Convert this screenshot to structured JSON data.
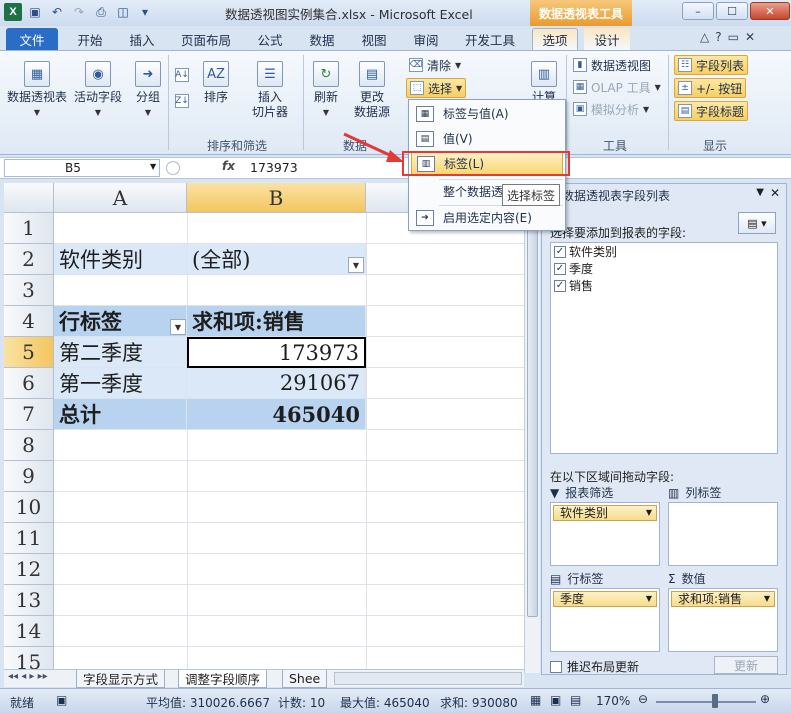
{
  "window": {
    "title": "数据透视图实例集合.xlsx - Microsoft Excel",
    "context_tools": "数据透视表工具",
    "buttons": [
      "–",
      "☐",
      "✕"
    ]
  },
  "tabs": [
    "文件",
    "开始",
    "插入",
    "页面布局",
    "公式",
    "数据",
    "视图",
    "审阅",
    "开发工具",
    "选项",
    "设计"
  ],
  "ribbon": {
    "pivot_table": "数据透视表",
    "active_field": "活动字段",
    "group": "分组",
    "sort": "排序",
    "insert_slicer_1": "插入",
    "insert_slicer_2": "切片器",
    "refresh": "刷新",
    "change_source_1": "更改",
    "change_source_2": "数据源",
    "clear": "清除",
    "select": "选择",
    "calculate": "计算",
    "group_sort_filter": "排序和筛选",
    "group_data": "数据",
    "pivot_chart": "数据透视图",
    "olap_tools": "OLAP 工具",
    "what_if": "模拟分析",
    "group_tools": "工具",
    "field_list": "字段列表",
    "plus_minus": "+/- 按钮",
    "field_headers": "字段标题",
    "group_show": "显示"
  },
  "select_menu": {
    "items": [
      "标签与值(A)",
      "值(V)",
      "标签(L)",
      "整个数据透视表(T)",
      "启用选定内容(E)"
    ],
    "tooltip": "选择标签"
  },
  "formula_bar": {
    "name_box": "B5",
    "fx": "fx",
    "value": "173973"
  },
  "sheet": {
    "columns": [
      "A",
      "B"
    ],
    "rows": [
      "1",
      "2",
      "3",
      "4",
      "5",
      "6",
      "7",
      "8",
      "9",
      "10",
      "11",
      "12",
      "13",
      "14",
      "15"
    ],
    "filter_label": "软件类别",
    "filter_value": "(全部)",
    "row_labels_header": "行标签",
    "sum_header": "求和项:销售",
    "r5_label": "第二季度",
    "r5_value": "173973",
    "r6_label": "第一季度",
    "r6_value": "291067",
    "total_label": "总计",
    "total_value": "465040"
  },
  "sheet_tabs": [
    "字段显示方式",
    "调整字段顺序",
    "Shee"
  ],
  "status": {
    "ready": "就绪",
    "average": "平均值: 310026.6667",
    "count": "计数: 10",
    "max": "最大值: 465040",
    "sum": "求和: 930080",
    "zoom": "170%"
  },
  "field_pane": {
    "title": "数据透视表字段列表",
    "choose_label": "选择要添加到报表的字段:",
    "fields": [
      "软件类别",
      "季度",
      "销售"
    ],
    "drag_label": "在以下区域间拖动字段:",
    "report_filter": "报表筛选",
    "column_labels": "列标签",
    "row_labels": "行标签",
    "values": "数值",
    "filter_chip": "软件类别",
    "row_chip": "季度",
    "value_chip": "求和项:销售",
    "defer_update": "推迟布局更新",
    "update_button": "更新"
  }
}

•••

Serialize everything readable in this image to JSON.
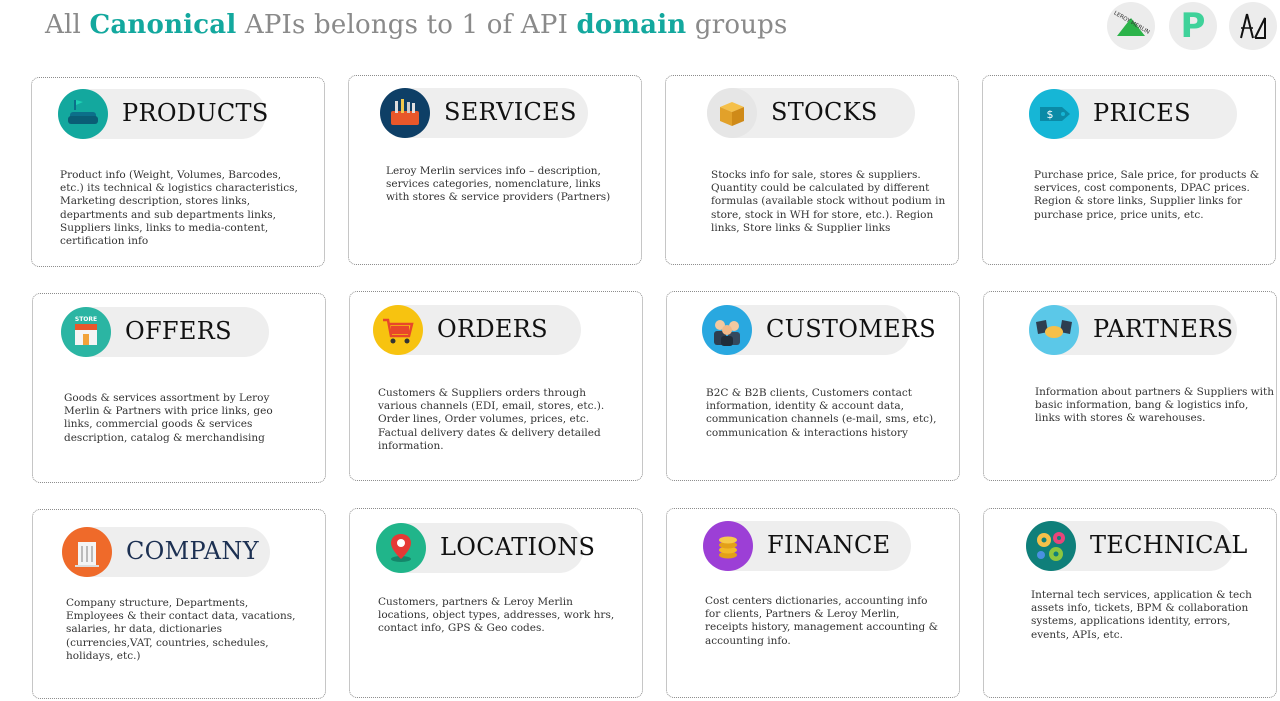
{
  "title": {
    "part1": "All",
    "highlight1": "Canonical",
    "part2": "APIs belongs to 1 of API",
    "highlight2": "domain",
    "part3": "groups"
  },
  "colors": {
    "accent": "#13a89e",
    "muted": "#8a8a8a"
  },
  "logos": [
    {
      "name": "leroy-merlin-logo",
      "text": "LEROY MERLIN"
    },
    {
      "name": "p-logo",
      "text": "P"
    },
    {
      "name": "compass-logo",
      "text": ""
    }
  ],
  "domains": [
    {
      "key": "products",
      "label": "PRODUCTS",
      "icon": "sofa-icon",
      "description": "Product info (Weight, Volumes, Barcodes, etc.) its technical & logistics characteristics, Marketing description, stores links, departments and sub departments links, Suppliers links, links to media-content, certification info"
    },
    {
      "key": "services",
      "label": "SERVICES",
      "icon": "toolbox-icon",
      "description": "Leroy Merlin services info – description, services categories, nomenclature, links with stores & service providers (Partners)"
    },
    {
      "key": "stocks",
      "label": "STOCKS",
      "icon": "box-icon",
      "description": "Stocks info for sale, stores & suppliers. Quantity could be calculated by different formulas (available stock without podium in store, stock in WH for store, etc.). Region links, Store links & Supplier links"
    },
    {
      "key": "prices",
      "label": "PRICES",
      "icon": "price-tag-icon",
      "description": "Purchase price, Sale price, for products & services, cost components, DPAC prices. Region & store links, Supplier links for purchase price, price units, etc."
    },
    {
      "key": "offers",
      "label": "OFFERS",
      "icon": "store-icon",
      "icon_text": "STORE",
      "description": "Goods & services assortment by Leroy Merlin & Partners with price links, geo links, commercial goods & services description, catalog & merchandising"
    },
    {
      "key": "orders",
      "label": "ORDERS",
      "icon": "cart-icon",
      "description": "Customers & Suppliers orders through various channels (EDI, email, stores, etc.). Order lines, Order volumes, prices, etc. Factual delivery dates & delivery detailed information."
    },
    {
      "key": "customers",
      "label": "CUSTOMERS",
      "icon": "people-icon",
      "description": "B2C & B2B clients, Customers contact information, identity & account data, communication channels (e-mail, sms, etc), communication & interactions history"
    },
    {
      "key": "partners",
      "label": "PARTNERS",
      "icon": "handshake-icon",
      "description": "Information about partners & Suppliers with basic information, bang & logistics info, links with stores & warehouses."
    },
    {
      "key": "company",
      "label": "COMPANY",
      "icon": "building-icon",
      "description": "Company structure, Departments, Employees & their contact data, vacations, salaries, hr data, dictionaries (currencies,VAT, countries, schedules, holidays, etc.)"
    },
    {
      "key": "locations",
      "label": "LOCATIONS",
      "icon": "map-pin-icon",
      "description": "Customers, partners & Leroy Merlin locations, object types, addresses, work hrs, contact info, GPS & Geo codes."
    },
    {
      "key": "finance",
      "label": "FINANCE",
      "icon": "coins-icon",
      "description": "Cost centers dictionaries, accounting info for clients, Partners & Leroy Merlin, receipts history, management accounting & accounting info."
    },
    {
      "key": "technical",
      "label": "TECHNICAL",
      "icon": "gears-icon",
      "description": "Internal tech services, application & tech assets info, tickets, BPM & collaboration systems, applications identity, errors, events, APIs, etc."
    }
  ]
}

•••

Which lines of the material contain the string "clients"? List each of them.

▶ **Output**:
      "description": "B2C & B2B clients, Customers contact information, identity & account data, communication channels (e-mail, sms, etc), communication & interactions history"
      "description": "Cost centers dictionaries, accounting info for clients, Partners & Leroy Merlin, receipts history, management accounting & accounting info."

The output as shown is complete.